Given instruction -> Return every record below exactly as written, omitting any pictures.

···

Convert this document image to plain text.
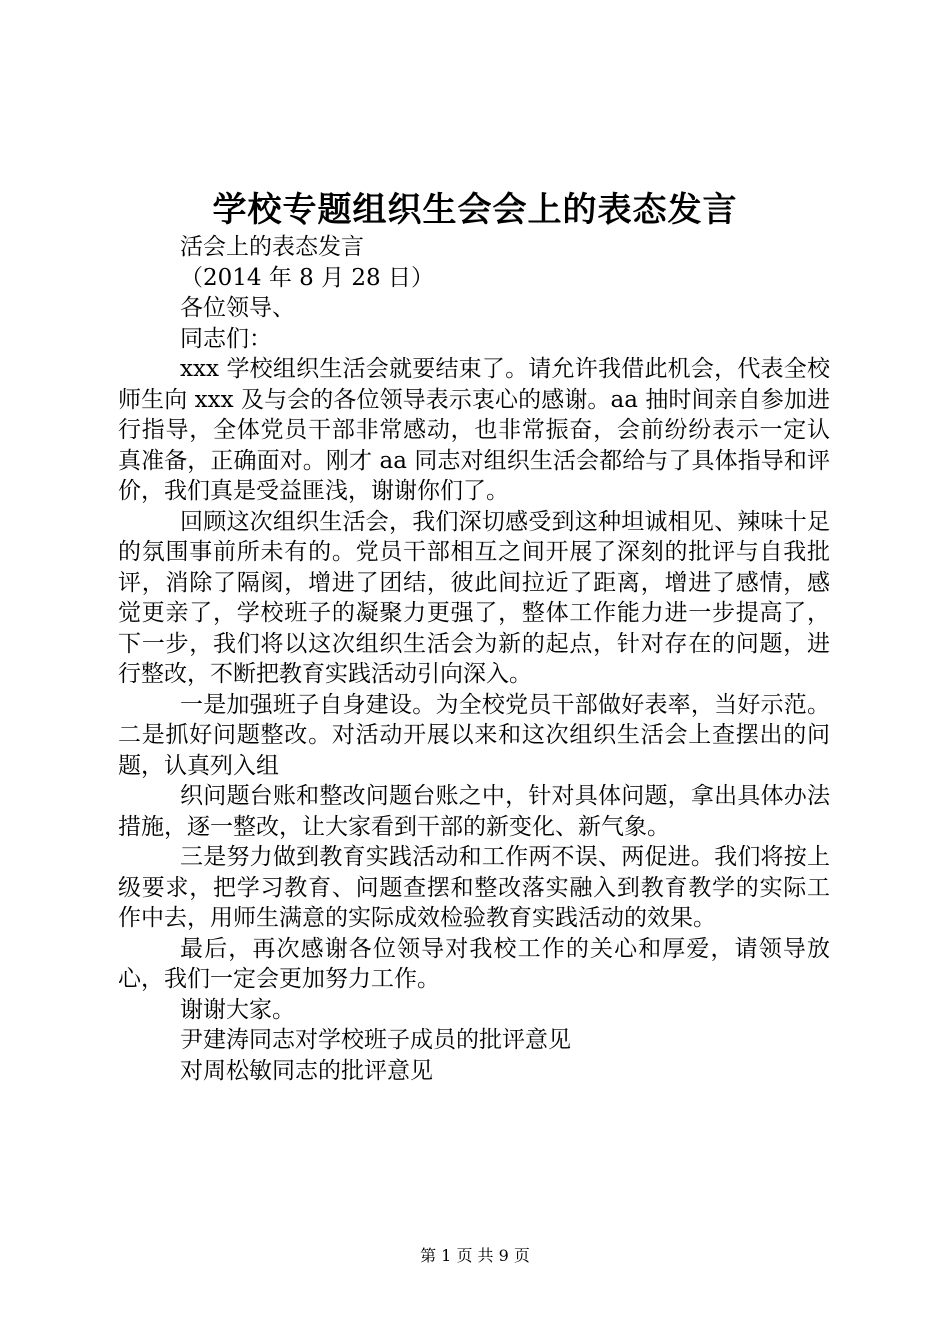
学校专题组织生会会上的表态发言

活会上的表态发言

（2014 年 8 月 28 日）

各位领导、

同志们：

xxx 学校组织生活会就要结束了。请允许我借此机会，代表全校师生向 xxx 及与会的各位领导表示衷心的感谢。aa 抽时间亲自参加进行指导，全体党员干部非常感动，也非常振奋，会前纷纷表示一定认真准备，正确面对。刚才 aa 同志对组织生活会都给与了具体指导和评价，我们真是受益匪浅，谢谢你们了。

回顾这次组织生活会，我们深切感受到这种坦诚相见、辣味十足的氛围事前所未有的。党员干部相互之间开展了深刻的批评与自我批评，消除了隔阂，增进了团结，彼此间拉近了距离，增进了感情，感觉更亲了，学校班子的凝聚力更强了，整体工作能力进一步提高了，下一步，我们将以这次组织生活会为新的起点，针对存在的问题，进行整改，不断把教育实践活动引向深入。

一是加强班子自身建设。为全校党员干部做好表率，当好示范。二是抓好问题整改。对活动开展以来和这次组织生活会上查摆出的问题，认真列入组

织问题台账和整改问题台账之中，针对具体问题，拿出具体办法措施，逐一整改，让大家看到干部的新变化、新气象。

三是努力做到教育实践活动和工作两不误、两促进。我们将按上级要求，把学习教育、问题查摆和整改落实融入到教育教学的实际工作中去，用师生满意的实际成效检验教育实践活动的效果。

最后，再次感谢各位领导对我校工作的关心和厚爱，请领导放心，我们一定会更加努力工作。

谢谢大家。

尹建涛同志对学校班子成员的批评意见

对周松敏同志的批评意见

第 1 页 共 9 页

···

Result of the task ->
Convert this document image to plain text.
学校专题组织生会会上的表态发言

活会上的表态发言

（2014 年 8 月 28 日）

各位领导、

同志们：

xxx 学校组织生活会就要结束了。请允许我借此机会，代表全校师生向 xxx 及与会的各位领导表示衷心的感谢。aa 抽时间亲自参加进行指导，全体党员干部非常感动，也非常振奋，会前纷纷表示一定认真准备，正确面对。刚才 aa 同志对组织生活会都给与了具体指导和评价，我们真是受益匪浅，谢谢你们了。

回顾这次组织生活会，我们深切感受到这种坦诚相见、辣味十足的氛围事前所未有的。党员干部相互之间开展了深刻的批评与自我批评，消除了隔阂，增进了团结，彼此间拉近了距离，增进了感情，感觉更亲了，学校班子的凝聚力更强了，整体工作能力进一步提高了，下一步，我们将以这次组织生活会为新的起点，针对存在的问题，进行整改，不断把教育实践活动引向深入。

一是加强班子自身建设。为全校党员干部做好表率，当好示范。二是抓好问题整改。对活动开展以来和这次组织生活会上查摆出的问题，认真列入组

织问题台账和整改问题台账之中，针对具体问题，拿出具体办法措施，逐一整改，让大家看到干部的新变化、新气象。

三是努力做到教育实践活动和工作两不误、两促进。我们将按上级要求，把学习教育、问题查摆和整改落实融入到教育教学的实际工作中去，用师生满意的实际成效检验教育实践活动的效果。

最后，再次感谢各位领导对我校工作的关心和厚爱，请领导放心，我们一定会更加努力工作。

谢谢大家。

尹建涛同志对学校班子成员的批评意见

对周松敏同志的批评意见

第 1 页 共 9 页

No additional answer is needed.